_Task instructions_
Copy every line of the material below without any changes, omitting the pictures from your answer.

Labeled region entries
● ● ● ● ●
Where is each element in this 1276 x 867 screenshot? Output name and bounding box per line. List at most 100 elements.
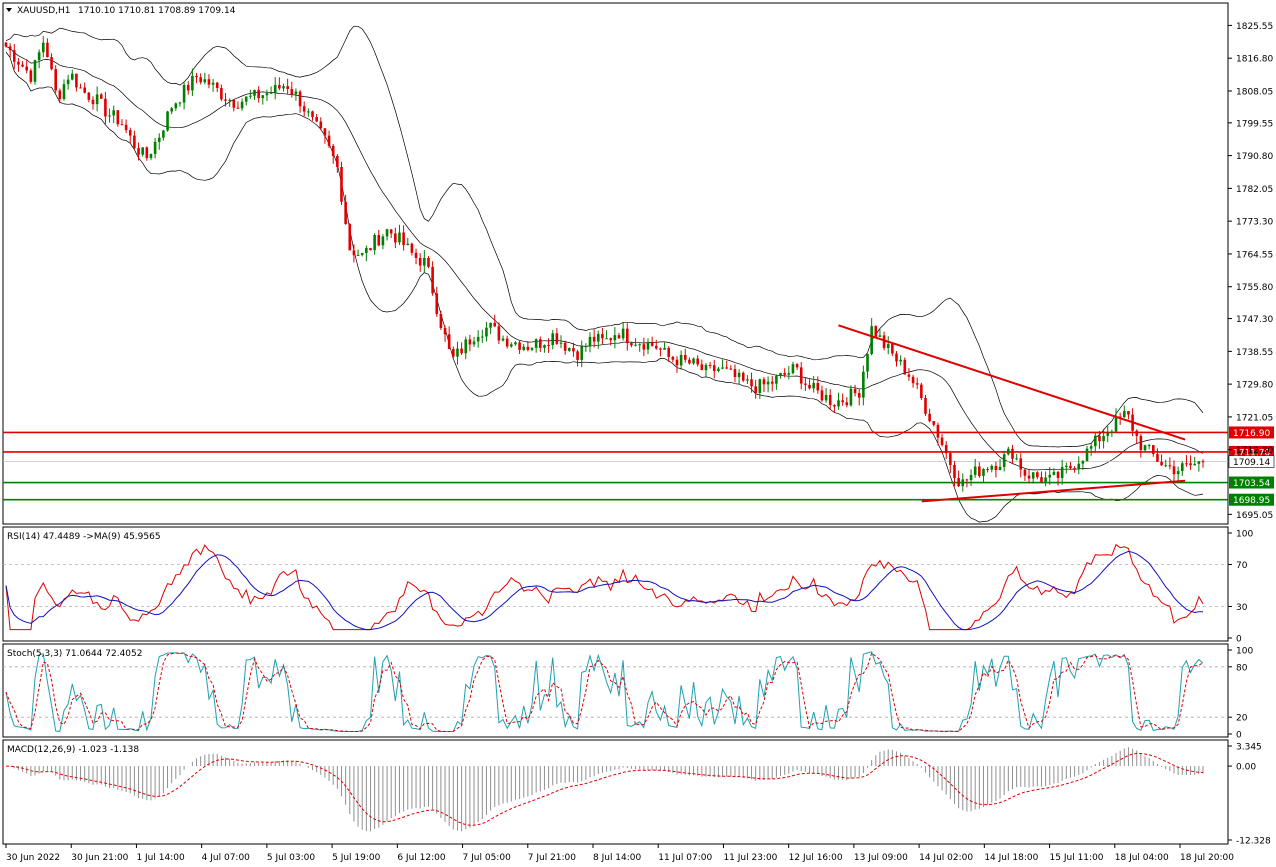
candle-body — [1123, 411, 1126, 418]
candle-body — [572, 348, 575, 352]
price-tick-label: 1790.80 — [1236, 152, 1273, 162]
candle-body — [849, 388, 853, 406]
stoch-lines: 100 80 20 0 — [3, 647, 1253, 741]
rsi-label: RSI(14) 47.4489 ->MA(9) 45.9565 — [7, 532, 161, 542]
candle-body — [953, 465, 956, 479]
candle-body — [423, 257, 426, 266]
candle-body — [692, 358, 695, 364]
trendline[interactable] — [838, 324, 1186, 441]
candle-body — [505, 338, 509, 347]
candle-body — [327, 135, 331, 146]
level-tag — [1229, 476, 1274, 489]
candle-body — [456, 348, 459, 357]
time-tick-label: 15 Jul 11:00 — [1050, 853, 1104, 863]
price-tick-label: 1747.30 — [1236, 315, 1273, 325]
trendlines[interactable] — [838, 324, 1186, 503]
candle-body — [493, 322, 497, 327]
candle-body — [1197, 461, 1201, 464]
time-tick-label: 30 Jun 21:00 — [71, 853, 128, 863]
candle-body — [340, 166, 343, 202]
candle-body — [576, 351, 579, 360]
candle-body — [1085, 448, 1089, 462]
collapse-triangle-icon[interactable] — [6, 8, 12, 12]
candle-body — [244, 96, 248, 102]
candle-body — [323, 128, 327, 136]
candle-body — [543, 345, 546, 348]
candle-body — [141, 147, 144, 155]
time-tick-label: 8 Jul 14:00 — [593, 853, 642, 863]
panel-tick-label: 3.345 — [1236, 743, 1262, 753]
time-tick-label: 18 Jul 04:00 — [1115, 853, 1169, 863]
candle-body — [220, 87, 223, 100]
candle-body — [8, 46, 12, 51]
bollinger-upper — [5, 25, 1204, 448]
candle-body — [414, 252, 418, 258]
ohlc-readout: 1710.10 1710.81 1708.89 1709.14 — [78, 6, 236, 16]
candle-body — [833, 405, 836, 407]
level-tag-text: 1703.54 — [1233, 479, 1270, 489]
candle-body — [1118, 416, 1122, 418]
candle-body — [766, 381, 770, 385]
candle-body — [120, 124, 124, 126]
price-tick-label: 1755.80 — [1236, 283, 1273, 293]
rsi-panel[interactable] — [2, 526, 1229, 642]
candle-body — [389, 229, 393, 234]
macd-panel[interactable] — [2, 739, 1229, 845]
candle-body — [116, 110, 120, 125]
bollinger-lower — [5, 51, 1204, 523]
time-tick-label: 11 Jul 23:00 — [723, 853, 777, 863]
candle-body — [278, 85, 281, 89]
candle-body — [369, 247, 372, 251]
candle-body — [157, 137, 161, 142]
candle-body — [1077, 463, 1081, 470]
candle-body — [853, 388, 857, 394]
candle-body — [1135, 430, 1139, 436]
candle-body — [746, 379, 749, 381]
candle-body — [750, 379, 753, 387]
time-tick-label: 7 Jul 21:00 — [528, 853, 577, 863]
candle-body — [62, 84, 66, 100]
trendline[interactable] — [921, 479, 1186, 503]
candle-body — [476, 336, 480, 342]
candle-body — [978, 466, 981, 476]
candle-body — [1027, 475, 1031, 479]
candle-body — [149, 153, 153, 159]
candle-body — [965, 479, 969, 481]
candle-body — [1094, 435, 1097, 447]
candle-body — [108, 115, 111, 117]
candle-body — [704, 364, 708, 371]
candle-body — [634, 344, 637, 346]
level-tag — [1229, 493, 1274, 506]
candle-body — [717, 368, 720, 372]
candle-body — [481, 336, 484, 338]
main-panel[interactable] — [2, 2, 1229, 525]
candle-body — [311, 111, 314, 118]
candle-body — [25, 66, 29, 71]
candle-body — [700, 364, 704, 371]
candle-body — [1189, 463, 1192, 466]
candle-body — [874, 326, 878, 337]
candle-body — [601, 333, 604, 339]
candle-body — [249, 95, 252, 97]
candle-body — [282, 86, 285, 89]
stoch-panel[interactable] — [2, 643, 1229, 738]
candle-body — [211, 82, 215, 85]
candle-body — [315, 117, 318, 122]
candle-body — [112, 110, 115, 116]
panel-tick-label: 20 — [1236, 714, 1248, 724]
candle-body — [1172, 466, 1176, 475]
time-tick-label: 11 Jul 07:00 — [658, 853, 712, 863]
candle-body — [1011, 448, 1014, 459]
candle-body — [514, 342, 517, 345]
candle-body — [1069, 465, 1072, 468]
candle-body — [377, 234, 381, 246]
candle-body — [667, 347, 670, 357]
candle-body — [754, 386, 757, 394]
horizontal-levels[interactable]: 1716.90 1711.70 1703.54 1698.95 1709.14 — [3, 426, 1275, 506]
candle-body — [286, 86, 289, 89]
price-tick-label: 1825.55 — [1236, 22, 1273, 32]
candle-body — [207, 79, 211, 85]
candle-body — [348, 224, 352, 251]
candle-body — [137, 148, 140, 155]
● ● ● ● ●
_Finished task_
Where is each element in this 1276 x 867 screenshot? Output name and bounding box per line. List at most 100 elements.
candle-body — [1123, 411, 1126, 418]
candle-body — [572, 348, 575, 352]
price-tick-label: 1790.80 — [1236, 152, 1273, 162]
candle-body — [849, 388, 853, 406]
stoch-lines: 100 80 20 0 — [3, 647, 1253, 741]
rsi-label: RSI(14) 47.4489 ->MA(9) 45.9565 — [7, 532, 161, 542]
candle-body — [953, 465, 956, 479]
candle-body — [423, 257, 426, 266]
candle-body — [692, 358, 695, 364]
trendline[interactable] — [838, 324, 1186, 441]
candle-body — [505, 338, 509, 347]
candle-body — [327, 135, 331, 146]
level-tag — [1229, 476, 1274, 489]
candle-body — [456, 348, 459, 357]
time-tick-label: 15 Jul 11:00 — [1050, 853, 1104, 863]
price-tick-label: 1747.30 — [1236, 315, 1273, 325]
trendlines[interactable] — [838, 324, 1186, 503]
candle-body — [493, 322, 497, 327]
candle-body — [1197, 461, 1201, 464]
time-tick-label: 30 Jun 21:00 — [71, 853, 128, 863]
candle-body — [340, 166, 343, 202]
candle-body — [576, 351, 579, 360]
candle-body — [1085, 448, 1089, 462]
collapse-triangle-icon[interactable] — [6, 8, 12, 12]
candle-body — [244, 96, 248, 102]
candle-body — [323, 128, 327, 136]
candle-body — [543, 345, 546, 348]
candle-body — [141, 147, 144, 155]
time-tick-label: 8 Jul 14:00 — [593, 853, 642, 863]
panel-tick-label: 3.345 — [1236, 743, 1262, 753]
time-tick-label: 18 Jul 04:00 — [1115, 853, 1169, 863]
candle-body — [220, 87, 223, 100]
candle-body — [8, 46, 12, 51]
bollinger-upper — [5, 25, 1204, 448]
candle-body — [414, 252, 418, 258]
ohlc-readout: 1710.10 1710.81 1708.89 1709.14 — [78, 6, 236, 16]
candle-body — [833, 405, 836, 407]
level-tag-text: 1703.54 — [1233, 479, 1270, 489]
candle-body — [1118, 416, 1122, 418]
candle-body — [766, 381, 770, 385]
candle-body — [120, 124, 124, 126]
price-tick-label: 1755.80 — [1236, 283, 1273, 293]
rsi-panel[interactable] — [2, 526, 1229, 642]
candle-body — [389, 229, 393, 234]
macd-panel[interactable] — [2, 739, 1229, 845]
candle-body — [116, 110, 120, 125]
bollinger-lower — [5, 51, 1204, 523]
time-tick-label: 11 Jul 23:00 — [723, 853, 777, 863]
candle-body — [278, 85, 281, 89]
candle-body — [369, 247, 372, 251]
candle-body — [157, 137, 161, 142]
candle-body — [1077, 463, 1081, 470]
candle-body — [853, 388, 857, 394]
candle-body — [1135, 430, 1139, 436]
candle-body — [746, 379, 749, 381]
candle-body — [750, 379, 753, 387]
time-tick-label: 7 Jul 21:00 — [528, 853, 577, 863]
candle-body — [62, 84, 66, 100]
trendline[interactable] — [921, 479, 1186, 503]
candle-body — [476, 336, 480, 342]
candle-body — [978, 466, 981, 476]
candle-body — [1027, 475, 1031, 479]
candle-body — [149, 153, 153, 159]
candle-body — [965, 479, 969, 481]
candle-body — [1094, 435, 1097, 447]
candle-body — [108, 115, 111, 117]
candle-body — [704, 364, 708, 371]
candle-body — [634, 344, 637, 346]
level-tag — [1229, 493, 1274, 506]
candle-body — [717, 368, 720, 372]
candle-body — [481, 336, 484, 338]
main-panel[interactable] — [2, 2, 1229, 525]
candle-body — [311, 111, 314, 118]
candle-body — [25, 66, 29, 71]
candle-body — [700, 364, 704, 371]
candle-body — [1189, 463, 1192, 466]
candle-body — [874, 326, 878, 337]
candle-body — [601, 333, 604, 339]
candle-body — [249, 95, 252, 97]
candle-body — [282, 86, 285, 89]
stoch-panel[interactable] — [2, 643, 1229, 738]
candle-body — [211, 82, 215, 85]
candle-body — [315, 117, 318, 122]
candle-body — [112, 110, 115, 116]
panel-tick-label: 20 — [1236, 714, 1248, 724]
candle-body — [1172, 466, 1176, 475]
time-tick-label: 11 Jul 07:00 — [658, 853, 712, 863]
candle-body — [1011, 448, 1014, 459]
candle-body — [514, 342, 517, 345]
candle-body — [1069, 465, 1072, 468]
candle-body — [377, 234, 381, 246]
candle-body — [667, 347, 670, 357]
candle-body — [754, 386, 757, 394]
horizontal-levels[interactable]: 1716.90 1711.70 1703.54 1698.95 1709.14 — [3, 426, 1275, 506]
candle-body — [286, 86, 289, 89]
price-tick-label: 1825.55 — [1236, 22, 1273, 32]
candle-body — [207, 79, 211, 85]
candle-body — [348, 224, 352, 251]
candle-body — [137, 148, 140, 155]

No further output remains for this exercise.